▶ _Do this_
Find and copy every line in the records that includes the string "Nadmorska".

▶ _Data to process_
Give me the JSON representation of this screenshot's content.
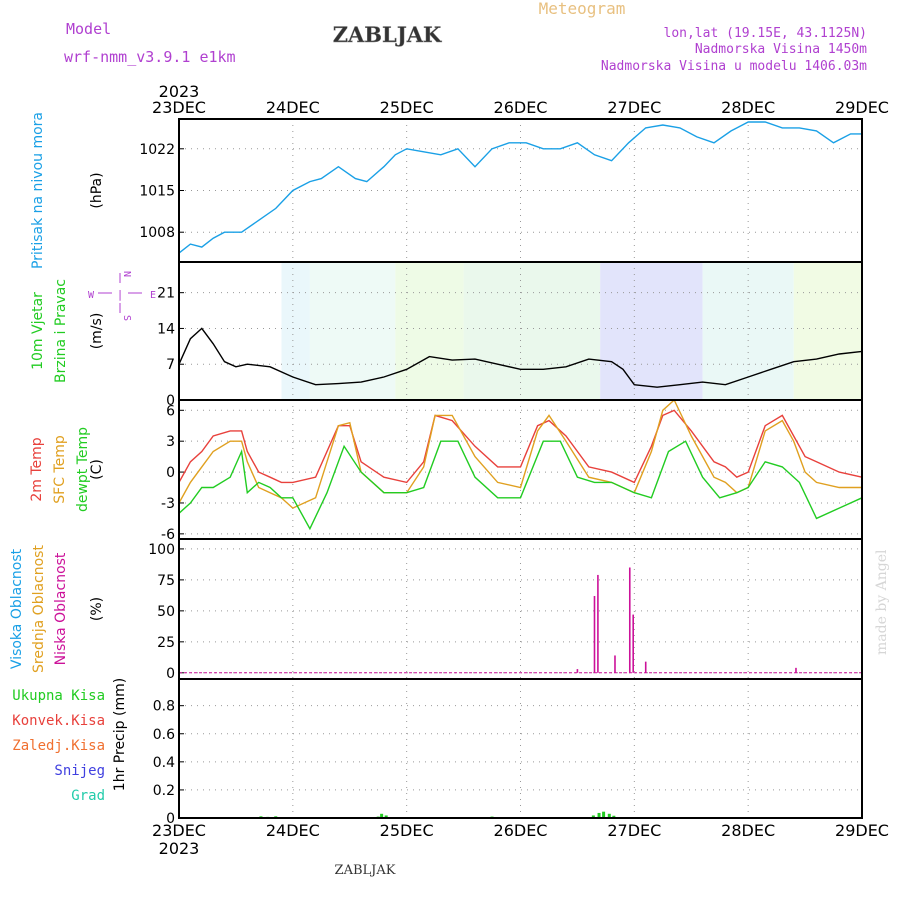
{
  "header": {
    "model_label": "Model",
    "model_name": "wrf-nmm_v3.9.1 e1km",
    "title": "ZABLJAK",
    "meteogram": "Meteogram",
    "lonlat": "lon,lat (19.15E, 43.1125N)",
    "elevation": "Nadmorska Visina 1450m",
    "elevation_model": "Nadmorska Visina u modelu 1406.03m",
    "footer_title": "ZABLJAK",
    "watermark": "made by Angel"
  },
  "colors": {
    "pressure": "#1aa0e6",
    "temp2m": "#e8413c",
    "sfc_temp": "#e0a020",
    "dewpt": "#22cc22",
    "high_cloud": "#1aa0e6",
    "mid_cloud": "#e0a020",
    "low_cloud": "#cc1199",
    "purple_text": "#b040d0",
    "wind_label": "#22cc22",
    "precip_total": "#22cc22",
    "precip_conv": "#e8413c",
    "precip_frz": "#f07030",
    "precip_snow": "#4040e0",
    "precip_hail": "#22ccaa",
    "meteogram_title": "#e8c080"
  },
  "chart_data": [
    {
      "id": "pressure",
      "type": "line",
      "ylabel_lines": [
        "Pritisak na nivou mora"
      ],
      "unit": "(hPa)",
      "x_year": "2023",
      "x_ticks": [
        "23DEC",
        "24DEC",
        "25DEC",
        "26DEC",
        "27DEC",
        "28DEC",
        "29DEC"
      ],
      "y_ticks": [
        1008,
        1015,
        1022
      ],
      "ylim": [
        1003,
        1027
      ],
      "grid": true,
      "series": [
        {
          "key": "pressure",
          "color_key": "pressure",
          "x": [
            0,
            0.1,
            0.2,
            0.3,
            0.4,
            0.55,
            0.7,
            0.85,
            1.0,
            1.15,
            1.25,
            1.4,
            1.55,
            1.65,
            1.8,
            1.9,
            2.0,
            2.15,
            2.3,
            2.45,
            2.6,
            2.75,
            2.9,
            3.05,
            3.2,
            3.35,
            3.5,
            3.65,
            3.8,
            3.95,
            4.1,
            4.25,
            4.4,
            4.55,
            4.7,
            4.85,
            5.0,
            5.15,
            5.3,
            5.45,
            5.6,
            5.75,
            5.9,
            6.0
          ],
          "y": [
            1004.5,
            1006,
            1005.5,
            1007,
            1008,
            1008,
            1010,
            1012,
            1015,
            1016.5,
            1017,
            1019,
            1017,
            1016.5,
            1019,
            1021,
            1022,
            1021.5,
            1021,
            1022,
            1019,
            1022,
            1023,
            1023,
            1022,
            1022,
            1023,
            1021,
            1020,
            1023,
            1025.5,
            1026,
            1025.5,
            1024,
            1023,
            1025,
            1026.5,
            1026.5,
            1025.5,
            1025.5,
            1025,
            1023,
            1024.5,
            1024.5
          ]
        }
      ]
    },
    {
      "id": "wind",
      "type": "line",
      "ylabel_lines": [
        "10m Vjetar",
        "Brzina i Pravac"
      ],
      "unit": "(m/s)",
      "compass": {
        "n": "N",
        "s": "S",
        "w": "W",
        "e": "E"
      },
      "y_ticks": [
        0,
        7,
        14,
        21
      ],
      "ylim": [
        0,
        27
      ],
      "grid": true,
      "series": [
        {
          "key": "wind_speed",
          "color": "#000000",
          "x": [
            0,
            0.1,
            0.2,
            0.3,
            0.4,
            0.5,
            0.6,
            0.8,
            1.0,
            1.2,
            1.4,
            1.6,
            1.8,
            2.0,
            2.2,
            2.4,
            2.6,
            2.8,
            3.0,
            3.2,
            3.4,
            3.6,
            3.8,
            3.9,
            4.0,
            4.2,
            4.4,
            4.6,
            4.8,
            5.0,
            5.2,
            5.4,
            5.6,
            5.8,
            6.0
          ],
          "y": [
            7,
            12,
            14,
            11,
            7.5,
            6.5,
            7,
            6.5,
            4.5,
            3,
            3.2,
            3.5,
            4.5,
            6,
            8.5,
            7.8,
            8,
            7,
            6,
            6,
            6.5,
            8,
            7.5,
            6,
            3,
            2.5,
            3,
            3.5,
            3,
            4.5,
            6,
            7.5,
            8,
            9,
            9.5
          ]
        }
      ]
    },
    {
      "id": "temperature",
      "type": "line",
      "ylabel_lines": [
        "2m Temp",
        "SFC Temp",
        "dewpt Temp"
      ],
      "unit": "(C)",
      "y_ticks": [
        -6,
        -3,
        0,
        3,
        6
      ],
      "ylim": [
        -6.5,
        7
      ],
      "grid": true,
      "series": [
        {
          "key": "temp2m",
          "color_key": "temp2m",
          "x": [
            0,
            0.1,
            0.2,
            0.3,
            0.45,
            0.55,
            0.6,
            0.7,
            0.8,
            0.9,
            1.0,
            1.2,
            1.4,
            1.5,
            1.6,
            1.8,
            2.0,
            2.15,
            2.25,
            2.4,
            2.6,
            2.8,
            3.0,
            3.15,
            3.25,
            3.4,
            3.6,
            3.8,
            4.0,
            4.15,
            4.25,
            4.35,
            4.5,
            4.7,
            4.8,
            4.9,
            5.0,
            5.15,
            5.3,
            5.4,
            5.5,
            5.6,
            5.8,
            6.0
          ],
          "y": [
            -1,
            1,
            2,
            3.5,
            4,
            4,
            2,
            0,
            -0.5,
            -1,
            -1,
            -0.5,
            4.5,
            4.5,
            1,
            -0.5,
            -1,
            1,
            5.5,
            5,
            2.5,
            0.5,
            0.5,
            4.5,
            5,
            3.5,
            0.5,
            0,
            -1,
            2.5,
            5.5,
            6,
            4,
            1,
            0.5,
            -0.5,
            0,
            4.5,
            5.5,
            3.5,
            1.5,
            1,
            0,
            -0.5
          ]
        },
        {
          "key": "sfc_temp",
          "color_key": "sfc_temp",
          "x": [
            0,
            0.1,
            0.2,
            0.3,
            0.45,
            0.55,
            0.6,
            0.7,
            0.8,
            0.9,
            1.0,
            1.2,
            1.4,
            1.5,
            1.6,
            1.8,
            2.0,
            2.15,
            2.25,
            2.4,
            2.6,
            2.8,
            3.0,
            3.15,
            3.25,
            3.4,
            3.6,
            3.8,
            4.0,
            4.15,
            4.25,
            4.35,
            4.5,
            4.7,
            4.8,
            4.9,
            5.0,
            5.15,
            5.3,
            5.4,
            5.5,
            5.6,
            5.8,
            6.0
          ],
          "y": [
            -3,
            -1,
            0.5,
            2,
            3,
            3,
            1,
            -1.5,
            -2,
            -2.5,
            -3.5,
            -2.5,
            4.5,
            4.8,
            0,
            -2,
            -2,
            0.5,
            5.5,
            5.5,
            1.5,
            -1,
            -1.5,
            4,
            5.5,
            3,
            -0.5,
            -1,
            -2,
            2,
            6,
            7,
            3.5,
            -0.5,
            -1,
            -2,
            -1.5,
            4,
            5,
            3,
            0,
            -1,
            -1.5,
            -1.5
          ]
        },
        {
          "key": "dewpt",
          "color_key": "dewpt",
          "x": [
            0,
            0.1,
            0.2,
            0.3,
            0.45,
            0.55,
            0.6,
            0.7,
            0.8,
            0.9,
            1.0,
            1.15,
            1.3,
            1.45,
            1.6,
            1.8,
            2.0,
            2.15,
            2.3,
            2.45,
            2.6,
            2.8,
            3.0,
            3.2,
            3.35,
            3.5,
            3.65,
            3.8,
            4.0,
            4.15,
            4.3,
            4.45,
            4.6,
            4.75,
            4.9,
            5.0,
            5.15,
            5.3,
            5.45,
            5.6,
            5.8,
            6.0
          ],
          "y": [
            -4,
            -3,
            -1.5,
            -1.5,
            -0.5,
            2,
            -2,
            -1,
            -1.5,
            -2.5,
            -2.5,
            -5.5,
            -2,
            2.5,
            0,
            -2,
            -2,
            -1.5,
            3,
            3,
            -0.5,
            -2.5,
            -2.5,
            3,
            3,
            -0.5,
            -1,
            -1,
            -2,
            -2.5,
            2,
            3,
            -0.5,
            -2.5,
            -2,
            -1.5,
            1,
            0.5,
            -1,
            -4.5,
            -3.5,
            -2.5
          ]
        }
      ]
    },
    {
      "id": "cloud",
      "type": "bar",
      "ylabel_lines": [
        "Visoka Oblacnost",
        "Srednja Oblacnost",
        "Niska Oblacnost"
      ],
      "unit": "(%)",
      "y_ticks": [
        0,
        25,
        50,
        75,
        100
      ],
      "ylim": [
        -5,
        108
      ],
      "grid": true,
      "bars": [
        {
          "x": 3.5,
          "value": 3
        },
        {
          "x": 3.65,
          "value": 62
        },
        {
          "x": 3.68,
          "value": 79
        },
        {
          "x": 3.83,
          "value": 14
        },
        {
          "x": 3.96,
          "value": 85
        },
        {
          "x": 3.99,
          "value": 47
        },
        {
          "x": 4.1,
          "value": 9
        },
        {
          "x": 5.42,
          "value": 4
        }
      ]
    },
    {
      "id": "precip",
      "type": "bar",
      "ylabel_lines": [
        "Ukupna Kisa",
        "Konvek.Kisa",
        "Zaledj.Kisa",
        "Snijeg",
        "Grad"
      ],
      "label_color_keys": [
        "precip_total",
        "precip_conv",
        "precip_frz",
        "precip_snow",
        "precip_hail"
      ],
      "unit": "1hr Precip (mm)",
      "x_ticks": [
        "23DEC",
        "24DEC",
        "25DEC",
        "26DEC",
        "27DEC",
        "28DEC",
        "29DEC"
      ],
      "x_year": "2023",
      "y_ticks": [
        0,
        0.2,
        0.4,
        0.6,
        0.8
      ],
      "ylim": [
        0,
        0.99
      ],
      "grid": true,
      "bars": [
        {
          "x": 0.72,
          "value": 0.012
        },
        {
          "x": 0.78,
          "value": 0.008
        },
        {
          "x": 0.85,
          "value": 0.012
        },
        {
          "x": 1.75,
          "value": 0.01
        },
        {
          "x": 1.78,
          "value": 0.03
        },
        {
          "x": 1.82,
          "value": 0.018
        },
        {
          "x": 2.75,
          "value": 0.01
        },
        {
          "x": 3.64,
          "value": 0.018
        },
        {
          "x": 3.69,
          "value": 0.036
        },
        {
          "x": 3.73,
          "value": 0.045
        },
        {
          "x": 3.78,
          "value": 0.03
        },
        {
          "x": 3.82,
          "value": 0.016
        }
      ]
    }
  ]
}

▶ _The output_
    "elevation": "Nadmorska Visina 1450m",
    "elevation_model": "Nadmorska Visina u modelu 1406.03m",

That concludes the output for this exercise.